Wherever "ABCDEF" appears in a line, list that line.

[START]

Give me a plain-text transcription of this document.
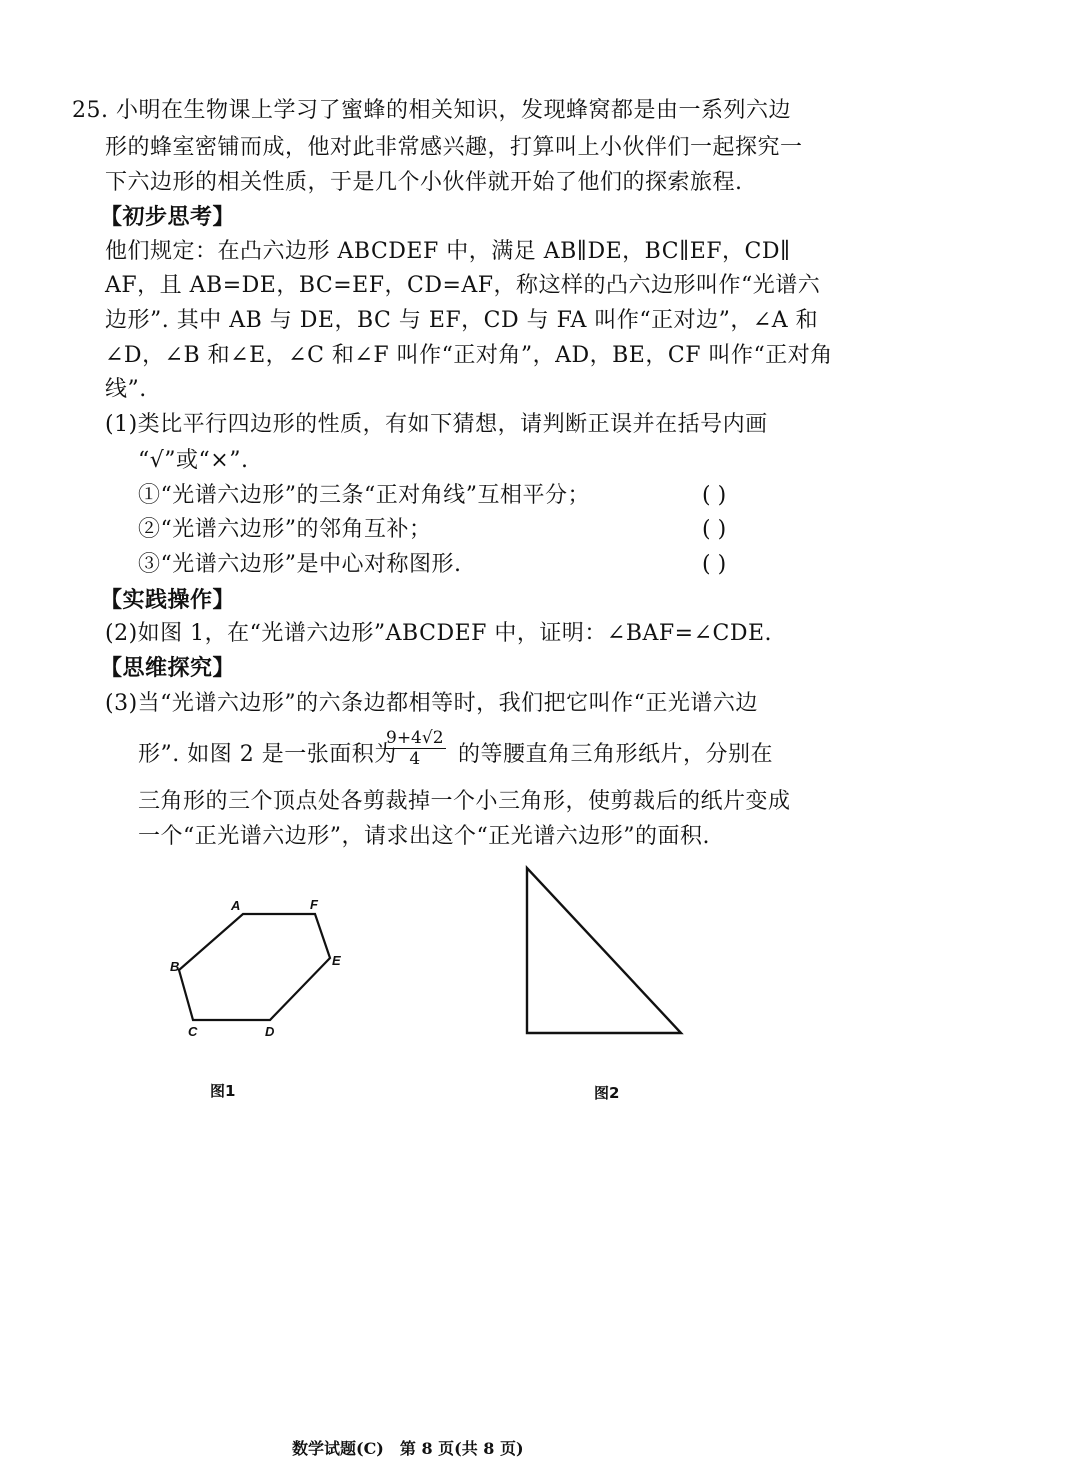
25. 小明在生物课上学习了蜜蜂的相关知识，发现蜂窝都是由一系列六边
形的蜂室密铺而成，他对此非常感兴趣，打算叫上小伙伴们一起探究一
下六边形的相关性质，于是几个小伙伴就开始了他们的探索旅程.
【初步思考】
他们规定：在凸六边形 ABCDEF 中，满足 AB∥DE，BC∥EF，CD∥
AF，且 AB=DE，BC=EF，CD=AF，称这样的凸六边形叫作“光谱六
边形”. 其中 AB 与 DE，BC 与 EF，CD 与 FA 叫作“正对边”，∠A 和
∠D，∠B 和∠E，∠C 和∠F 叫作“正对角”，AD，BE，CF 叫作“正对角
线”.
(1)类比平行四边形的性质，有如下猜想，请判断正误并在括号内画
“√”或“×”.
①“光谱六边形”的三条“正对角线”互相平分；	( )
②“光谱六边形”的邻角互补；	( )
③“光谱六边形”是中心对称图形.	( )
【实践操作】
(2)如图 1，在“光谱六边形”ABCDEF 中，证明：∠BAF=∠CDE.
【思维探究】
(3)当“光谱六边形”的六条边都相等时，我们把它叫作“正光谱六边
形”. 如图 2 是一张面积为
$\frac{9+4√2}{4}$ 的等腰直角三角形纸片，分别在
三角形的三个顶点处各剪裁掉一个小三角形，使剪裁后的纸片变成
一个“正光谱六边形”，请求出这个“正光谱六边形”的面积.
A	F
B	E
C	D
图1	图2
数学试题(C)　第 8 页(共 8 页)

[END]

FINAL RESULT
他们规定：在凸六边形 ABCDEF 中，满足 AB∥DE，BC∥EF，CD∥
(2)如图 1，在“光谱六边形”ABCDEF 中，证明：∠BAF=∠CDE.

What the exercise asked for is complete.